Written instruction: Return only this: the line with "Give me the" and all the lines that follow it below, through the final one, exactly as they are.

-- Start Data supplied --

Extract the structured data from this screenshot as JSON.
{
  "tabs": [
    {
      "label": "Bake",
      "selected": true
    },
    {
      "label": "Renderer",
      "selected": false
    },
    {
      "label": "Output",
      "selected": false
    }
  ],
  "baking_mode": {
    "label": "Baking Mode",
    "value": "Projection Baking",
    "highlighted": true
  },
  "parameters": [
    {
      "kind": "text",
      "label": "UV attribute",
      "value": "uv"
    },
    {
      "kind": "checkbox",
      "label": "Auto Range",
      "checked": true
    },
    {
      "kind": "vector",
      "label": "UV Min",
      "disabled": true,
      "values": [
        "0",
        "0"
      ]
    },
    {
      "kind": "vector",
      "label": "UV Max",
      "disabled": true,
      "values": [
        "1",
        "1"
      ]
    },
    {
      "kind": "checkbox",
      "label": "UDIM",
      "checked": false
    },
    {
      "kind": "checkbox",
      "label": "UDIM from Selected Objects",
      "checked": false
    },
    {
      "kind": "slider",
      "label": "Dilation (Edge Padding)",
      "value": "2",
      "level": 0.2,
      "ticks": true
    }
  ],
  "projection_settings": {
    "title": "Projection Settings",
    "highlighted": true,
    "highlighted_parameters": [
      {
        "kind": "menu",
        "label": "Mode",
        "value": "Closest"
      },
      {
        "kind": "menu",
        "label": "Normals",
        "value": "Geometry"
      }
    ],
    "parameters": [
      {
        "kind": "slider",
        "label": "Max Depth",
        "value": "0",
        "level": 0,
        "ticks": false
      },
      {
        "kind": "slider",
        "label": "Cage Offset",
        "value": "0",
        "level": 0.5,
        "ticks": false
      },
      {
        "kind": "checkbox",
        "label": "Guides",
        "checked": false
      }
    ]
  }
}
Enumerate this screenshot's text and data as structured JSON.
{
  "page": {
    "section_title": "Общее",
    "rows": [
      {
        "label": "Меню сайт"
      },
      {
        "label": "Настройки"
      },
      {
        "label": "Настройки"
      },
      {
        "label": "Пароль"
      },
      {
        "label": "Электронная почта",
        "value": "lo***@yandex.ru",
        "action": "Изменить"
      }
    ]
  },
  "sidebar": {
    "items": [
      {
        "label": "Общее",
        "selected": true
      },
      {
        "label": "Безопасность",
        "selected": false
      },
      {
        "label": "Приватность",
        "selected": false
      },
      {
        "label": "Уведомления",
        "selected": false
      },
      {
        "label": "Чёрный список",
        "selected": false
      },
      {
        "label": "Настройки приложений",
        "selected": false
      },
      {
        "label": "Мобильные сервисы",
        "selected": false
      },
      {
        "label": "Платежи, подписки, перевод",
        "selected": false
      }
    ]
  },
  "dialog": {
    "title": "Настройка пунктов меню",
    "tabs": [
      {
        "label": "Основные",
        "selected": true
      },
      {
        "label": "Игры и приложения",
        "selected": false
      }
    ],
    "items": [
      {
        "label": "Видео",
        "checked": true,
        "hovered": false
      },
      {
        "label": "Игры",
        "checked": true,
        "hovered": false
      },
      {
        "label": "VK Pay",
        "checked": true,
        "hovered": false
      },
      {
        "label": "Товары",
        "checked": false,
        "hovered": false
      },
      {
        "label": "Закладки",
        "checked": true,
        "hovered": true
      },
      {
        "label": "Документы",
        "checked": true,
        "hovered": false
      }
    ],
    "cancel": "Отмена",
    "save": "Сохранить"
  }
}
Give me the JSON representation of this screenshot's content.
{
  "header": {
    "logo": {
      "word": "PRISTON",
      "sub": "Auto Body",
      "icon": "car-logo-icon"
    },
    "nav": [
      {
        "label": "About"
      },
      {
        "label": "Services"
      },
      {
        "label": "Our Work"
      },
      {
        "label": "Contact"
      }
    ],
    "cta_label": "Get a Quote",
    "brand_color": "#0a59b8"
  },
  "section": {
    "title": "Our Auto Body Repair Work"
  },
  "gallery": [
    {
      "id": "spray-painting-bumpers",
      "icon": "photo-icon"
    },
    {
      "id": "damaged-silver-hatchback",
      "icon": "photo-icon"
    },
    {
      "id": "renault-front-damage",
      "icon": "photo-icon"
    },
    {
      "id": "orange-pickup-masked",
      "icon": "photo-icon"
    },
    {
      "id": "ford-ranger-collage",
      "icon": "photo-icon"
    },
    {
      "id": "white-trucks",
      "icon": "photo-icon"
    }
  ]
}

-- End Data supplied --

Exercise output:
Give me the JSON representation of this screenshot's content.
{
  "header": {
    "logo": {
      "word": "PRISTON",
      "sub": "Auto Body",
      "icon": "car-logo-icon"
    },
    "nav": [
      {
        "label": "About"
      },
      {
        "label": "Services"
      },
      {
        "label": "Our Work"
      },
      {
        "label": "Contact"
      }
    ],
    "cta_label": "Get a Quote",
    "brand_color": "#0a59b8"
  },
  "section": {
    "title": "Our Auto Body Repair Work"
  },
  "gallery": [
    {
      "id": "spray-painting-bumpers",
      "icon": "photo-icon"
    },
    {
      "id": "damaged-silver-hatchback",
      "icon": "photo-icon"
    },
    {
      "id": "renault-front-damage",
      "icon": "photo-icon"
    },
    {
      "id": "orange-pickup-masked",
      "icon": "photo-icon"
    },
    {
      "id": "ford-ranger-collage",
      "icon": "photo-icon"
    },
    {
      "id": "white-trucks",
      "icon": "photo-icon"
    }
  ]
}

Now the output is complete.